→ WORK INSTRUCTIONS: Please print all of the material below, word for word.

--- Start TASK DATA ---

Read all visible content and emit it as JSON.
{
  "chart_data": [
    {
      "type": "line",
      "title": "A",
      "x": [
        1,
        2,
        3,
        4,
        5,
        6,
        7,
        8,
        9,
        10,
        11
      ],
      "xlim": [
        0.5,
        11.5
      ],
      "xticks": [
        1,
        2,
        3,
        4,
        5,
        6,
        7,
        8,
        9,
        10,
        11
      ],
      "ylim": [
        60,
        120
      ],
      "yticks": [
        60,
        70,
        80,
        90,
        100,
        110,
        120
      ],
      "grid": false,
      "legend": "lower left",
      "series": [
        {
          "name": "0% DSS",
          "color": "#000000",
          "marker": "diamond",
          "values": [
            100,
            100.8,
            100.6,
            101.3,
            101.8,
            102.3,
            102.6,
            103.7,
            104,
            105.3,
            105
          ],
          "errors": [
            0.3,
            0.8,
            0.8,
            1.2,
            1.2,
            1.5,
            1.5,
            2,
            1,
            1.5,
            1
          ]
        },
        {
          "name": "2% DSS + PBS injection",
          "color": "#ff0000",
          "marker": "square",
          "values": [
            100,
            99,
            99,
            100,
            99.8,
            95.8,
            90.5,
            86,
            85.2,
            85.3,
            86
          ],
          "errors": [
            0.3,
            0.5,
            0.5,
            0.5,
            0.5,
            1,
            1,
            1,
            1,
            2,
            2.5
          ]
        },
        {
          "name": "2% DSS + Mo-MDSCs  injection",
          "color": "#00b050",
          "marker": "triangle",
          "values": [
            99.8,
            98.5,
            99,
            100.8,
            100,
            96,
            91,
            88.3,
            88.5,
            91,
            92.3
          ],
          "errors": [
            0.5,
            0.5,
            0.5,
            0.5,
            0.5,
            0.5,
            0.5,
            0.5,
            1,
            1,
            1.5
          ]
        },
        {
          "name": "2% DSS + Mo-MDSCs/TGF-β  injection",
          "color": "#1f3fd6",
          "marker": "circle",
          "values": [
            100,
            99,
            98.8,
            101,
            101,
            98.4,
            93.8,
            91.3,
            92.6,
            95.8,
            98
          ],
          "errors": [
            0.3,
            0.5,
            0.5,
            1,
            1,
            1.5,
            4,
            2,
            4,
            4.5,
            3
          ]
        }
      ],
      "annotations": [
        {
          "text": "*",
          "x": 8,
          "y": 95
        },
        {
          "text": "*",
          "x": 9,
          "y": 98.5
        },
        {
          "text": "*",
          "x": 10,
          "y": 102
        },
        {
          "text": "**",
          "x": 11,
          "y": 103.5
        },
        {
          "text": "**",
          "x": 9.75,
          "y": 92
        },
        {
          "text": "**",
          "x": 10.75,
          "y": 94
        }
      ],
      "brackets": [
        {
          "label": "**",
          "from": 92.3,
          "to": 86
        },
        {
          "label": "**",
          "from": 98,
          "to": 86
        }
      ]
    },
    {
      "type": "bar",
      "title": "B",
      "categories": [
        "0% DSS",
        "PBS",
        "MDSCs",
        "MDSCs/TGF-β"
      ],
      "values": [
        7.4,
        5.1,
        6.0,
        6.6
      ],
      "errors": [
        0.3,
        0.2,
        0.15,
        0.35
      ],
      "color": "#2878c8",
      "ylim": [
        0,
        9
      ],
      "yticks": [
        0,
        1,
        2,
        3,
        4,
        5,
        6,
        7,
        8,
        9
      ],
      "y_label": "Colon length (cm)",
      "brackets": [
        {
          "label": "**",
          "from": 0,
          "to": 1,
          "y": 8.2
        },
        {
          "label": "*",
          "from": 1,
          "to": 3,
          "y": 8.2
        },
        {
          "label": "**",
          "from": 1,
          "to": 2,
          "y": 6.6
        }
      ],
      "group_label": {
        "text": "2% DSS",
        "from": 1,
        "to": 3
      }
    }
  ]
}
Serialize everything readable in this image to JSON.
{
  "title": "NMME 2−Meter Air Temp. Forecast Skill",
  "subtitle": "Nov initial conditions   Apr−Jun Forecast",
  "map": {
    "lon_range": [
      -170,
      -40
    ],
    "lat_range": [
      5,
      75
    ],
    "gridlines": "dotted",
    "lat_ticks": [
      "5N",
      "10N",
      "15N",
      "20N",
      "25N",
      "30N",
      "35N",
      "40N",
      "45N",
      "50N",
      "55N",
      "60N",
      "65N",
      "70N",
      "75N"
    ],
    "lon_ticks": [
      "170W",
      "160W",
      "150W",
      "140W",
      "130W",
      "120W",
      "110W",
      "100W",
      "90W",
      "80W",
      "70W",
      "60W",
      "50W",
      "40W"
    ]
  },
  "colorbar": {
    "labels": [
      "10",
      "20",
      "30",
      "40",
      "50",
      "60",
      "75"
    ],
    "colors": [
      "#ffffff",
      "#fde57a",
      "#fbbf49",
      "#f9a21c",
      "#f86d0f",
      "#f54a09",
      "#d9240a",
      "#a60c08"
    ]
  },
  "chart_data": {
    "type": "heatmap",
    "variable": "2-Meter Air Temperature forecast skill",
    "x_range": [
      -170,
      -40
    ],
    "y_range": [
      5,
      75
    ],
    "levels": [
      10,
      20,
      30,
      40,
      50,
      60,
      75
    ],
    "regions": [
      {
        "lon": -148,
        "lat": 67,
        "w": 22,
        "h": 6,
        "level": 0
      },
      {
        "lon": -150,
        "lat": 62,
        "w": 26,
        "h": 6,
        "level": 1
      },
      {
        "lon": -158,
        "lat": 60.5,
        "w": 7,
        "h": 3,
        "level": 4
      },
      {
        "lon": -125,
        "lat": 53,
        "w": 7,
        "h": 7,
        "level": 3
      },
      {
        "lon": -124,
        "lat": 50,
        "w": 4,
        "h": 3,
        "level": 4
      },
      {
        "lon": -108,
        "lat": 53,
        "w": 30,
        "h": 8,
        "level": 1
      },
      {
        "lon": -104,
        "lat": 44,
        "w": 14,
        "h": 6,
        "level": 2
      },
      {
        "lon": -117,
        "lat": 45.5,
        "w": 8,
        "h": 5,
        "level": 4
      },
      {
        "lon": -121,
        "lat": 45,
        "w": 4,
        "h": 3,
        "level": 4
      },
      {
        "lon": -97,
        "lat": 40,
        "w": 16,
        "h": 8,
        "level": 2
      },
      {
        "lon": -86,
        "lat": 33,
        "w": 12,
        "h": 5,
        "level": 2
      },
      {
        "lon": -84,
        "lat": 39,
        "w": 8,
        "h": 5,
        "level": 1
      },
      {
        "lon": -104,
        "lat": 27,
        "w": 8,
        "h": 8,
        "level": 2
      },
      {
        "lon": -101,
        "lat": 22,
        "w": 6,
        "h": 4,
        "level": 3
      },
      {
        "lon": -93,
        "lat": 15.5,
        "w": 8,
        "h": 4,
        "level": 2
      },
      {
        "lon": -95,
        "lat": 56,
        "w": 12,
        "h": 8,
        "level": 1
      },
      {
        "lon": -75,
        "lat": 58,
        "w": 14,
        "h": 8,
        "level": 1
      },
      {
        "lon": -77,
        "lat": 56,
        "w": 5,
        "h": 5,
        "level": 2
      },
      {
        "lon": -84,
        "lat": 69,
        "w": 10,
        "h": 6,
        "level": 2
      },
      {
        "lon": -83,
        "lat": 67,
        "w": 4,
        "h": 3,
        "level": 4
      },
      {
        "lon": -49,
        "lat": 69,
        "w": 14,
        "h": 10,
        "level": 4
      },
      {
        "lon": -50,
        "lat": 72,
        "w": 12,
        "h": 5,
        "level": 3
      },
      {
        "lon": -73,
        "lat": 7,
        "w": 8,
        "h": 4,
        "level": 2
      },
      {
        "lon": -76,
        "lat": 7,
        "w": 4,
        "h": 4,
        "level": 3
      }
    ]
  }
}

--- End TASK DATA ---

→ THE ANSWER:
Read all visible content and emit it as JSON.
{
  "chart_data": [
    {
      "type": "line",
      "title": "A",
      "x": [
        1,
        2,
        3,
        4,
        5,
        6,
        7,
        8,
        9,
        10,
        11
      ],
      "xlim": [
        0.5,
        11.5
      ],
      "xticks": [
        1,
        2,
        3,
        4,
        5,
        6,
        7,
        8,
        9,
        10,
        11
      ],
      "ylim": [
        60,
        120
      ],
      "yticks": [
        60,
        70,
        80,
        90,
        100,
        110,
        120
      ],
      "grid": false,
      "legend": "lower left",
      "series": [
        {
          "name": "0% DSS",
          "color": "#000000",
          "marker": "diamond",
          "values": [
            100,
            100.8,
            100.6,
            101.3,
            101.8,
            102.3,
            102.6,
            103.7,
            104,
            105.3,
            105
          ],
          "errors": [
            0.3,
            0.8,
            0.8,
            1.2,
            1.2,
            1.5,
            1.5,
            2,
            1,
            1.5,
            1
          ]
        },
        {
          "name": "2% DSS + PBS injection",
          "color": "#ff0000",
          "marker": "square",
          "values": [
            100,
            99,
            99,
            100,
            99.8,
            95.8,
            90.5,
            86,
            85.2,
            85.3,
            86
          ],
          "errors": [
            0.3,
            0.5,
            0.5,
            0.5,
            0.5,
            1,
            1,
            1,
            1,
            2,
            2.5
          ]
        },
        {
          "name": "2% DSS + Mo-MDSCs  injection",
          "color": "#00b050",
          "marker": "triangle",
          "values": [
            99.8,
            98.5,
            99,
            100.8,
            100,
            96,
            91,
            88.3,
            88.5,
            91,
            92.3
          ],
          "errors": [
            0.5,
            0.5,
            0.5,
            0.5,
            0.5,
            0.5,
            0.5,
            0.5,
            1,
            1,
            1.5
          ]
        },
        {
          "name": "2% DSS + Mo-MDSCs/TGF-β  injection",
          "color": "#1f3fd6",
          "marker": "circle",
          "values": [
            100,
            99,
            98.8,
            101,
            101,
            98.4,
            93.8,
            91.3,
            92.6,
            95.8,
            98
          ],
          "errors": [
            0.3,
            0.5,
            0.5,
            1,
            1,
            1.5,
            4,
            2,
            4,
            4.5,
            3
          ]
        }
      ],
      "annotations": [
        {
          "text": "*",
          "x": 8,
          "y": 95
        },
        {
          "text": "*",
          "x": 9,
          "y": 98.5
        },
        {
          "text": "*",
          "x": 10,
          "y": 102
        },
        {
          "text": "**",
          "x": 11,
          "y": 103.5
        },
        {
          "text": "**",
          "x": 9.75,
          "y": 92
        },
        {
          "text": "**",
          "x": 10.75,
          "y": 94
        }
      ],
      "brackets": [
        {
          "label": "**",
          "from": 92.3,
          "to": 86
        },
        {
          "label": "**",
          "from": 98,
          "to": 86
        }
      ]
    },
    {
      "type": "bar",
      "title": "B",
      "categories": [
        "0% DSS",
        "PBS",
        "MDSCs",
        "MDSCs/TGF-β"
      ],
      "values": [
        7.4,
        5.1,
        6.0,
        6.6
      ],
      "errors": [
        0.3,
        0.2,
        0.15,
        0.35
      ],
      "color": "#2878c8",
      "ylim": [
        0,
        9
      ],
      "yticks": [
        0,
        1,
        2,
        3,
        4,
        5,
        6,
        7,
        8,
        9
      ],
      "y_label": "Colon length (cm)",
      "brackets": [
        {
          "label": "**",
          "from": 0,
          "to": 1,
          "y": 8.2
        },
        {
          "label": "*",
          "from": 1,
          "to": 3,
          "y": 8.2
        },
        {
          "label": "**",
          "from": 1,
          "to": 2,
          "y": 6.6
        }
      ],
      "group_label": {
        "text": "2% DSS",
        "from": 1,
        "to": 3
      }
    }
  ]
}
Serialize everything readable in this image to JSON.
{
  "title": "NMME 2−Meter Air Temp. Forecast Skill",
  "subtitle": "Nov initial conditions   Apr−Jun Forecast",
  "map": {
    "lon_range": [
      -170,
      -40
    ],
    "lat_range": [
      5,
      75
    ],
    "gridlines": "dotted",
    "lat_ticks": [
      "5N",
      "10N",
      "15N",
      "20N",
      "25N",
      "30N",
      "35N",
      "40N",
      "45N",
      "50N",
      "55N",
      "60N",
      "65N",
      "70N",
      "75N"
    ],
    "lon_ticks": [
      "170W",
      "160W",
      "150W",
      "140W",
      "130W",
      "120W",
      "110W",
      "100W",
      "90W",
      "80W",
      "70W",
      "60W",
      "50W",
      "40W"
    ]
  },
  "colorbar": {
    "labels": [
      "10",
      "20",
      "30",
      "40",
      "50",
      "60",
      "75"
    ],
    "colors": [
      "#ffffff",
      "#fde57a",
      "#fbbf49",
      "#f9a21c",
      "#f86d0f",
      "#f54a09",
      "#d9240a",
      "#a60c08"
    ]
  },
  "chart_data": {
    "type": "heatmap",
    "variable": "2-Meter Air Temperature forecast skill",
    "x_range": [
      -170,
      -40
    ],
    "y_range": [
      5,
      75
    ],
    "levels": [
      10,
      20,
      30,
      40,
      50,
      60,
      75
    ],
    "regions": [
      {
        "lon": -148,
        "lat": 67,
        "w": 22,
        "h": 6,
        "level": 0
      },
      {
        "lon": -150,
        "lat": 62,
        "w": 26,
        "h": 6,
        "level": 1
      },
      {
        "lon": -158,
        "lat": 60.5,
        "w": 7,
        "h": 3,
        "level": 4
      },
      {
        "lon": -125,
        "lat": 53,
        "w": 7,
        "h": 7,
        "level": 3
      },
      {
        "lon": -124,
        "lat": 50,
        "w": 4,
        "h": 3,
        "level": 4
      },
      {
        "lon": -108,
        "lat": 53,
        "w": 30,
        "h": 8,
        "level": 1
      },
      {
        "lon": -104,
        "lat": 44,
        "w": 14,
        "h": 6,
        "level": 2
      },
      {
        "lon": -117,
        "lat": 45.5,
        "w": 8,
        "h": 5,
        "level": 4
      },
      {
        "lon": -121,
        "lat": 45,
        "w": 4,
        "h": 3,
        "level": 4
      },
      {
        "lon": -97,
        "lat": 40,
        "w": 16,
        "h": 8,
        "level": 2
      },
      {
        "lon": -86,
        "lat": 33,
        "w": 12,
        "h": 5,
        "level": 2
      },
      {
        "lon": -84,
        "lat": 39,
        "w": 8,
        "h": 5,
        "level": 1
      },
      {
        "lon": -104,
        "lat": 27,
        "w": 8,
        "h": 8,
        "level": 2
      },
      {
        "lon": -101,
        "lat": 22,
        "w": 6,
        "h": 4,
        "level": 3
      },
      {
        "lon": -93,
        "lat": 15.5,
        "w": 8,
        "h": 4,
        "level": 2
      },
      {
        "lon": -95,
        "lat": 56,
        "w": 12,
        "h": 8,
        "level": 1
      },
      {
        "lon": -75,
        "lat": 58,
        "w": 14,
        "h": 8,
        "level": 1
      },
      {
        "lon": -77,
        "lat": 56,
        "w": 5,
        "h": 5,
        "level": 2
      },
      {
        "lon": -84,
        "lat": 69,
        "w": 10,
        "h": 6,
        "level": 2
      },
      {
        "lon": -83,
        "lat": 67,
        "w": 4,
        "h": 3,
        "level": 4
      },
      {
        "lon": -49,
        "lat": 69,
        "w": 14,
        "h": 10,
        "level": 4
      },
      {
        "lon": -50,
        "lat": 72,
        "w": 12,
        "h": 5,
        "level": 3
      },
      {
        "lon": -73,
        "lat": 7,
        "w": 8,
        "h": 4,
        "level": 2
      },
      {
        "lon": -76,
        "lat": 7,
        "w": 4,
        "h": 4,
        "level": 3
      }
    ]
  }
}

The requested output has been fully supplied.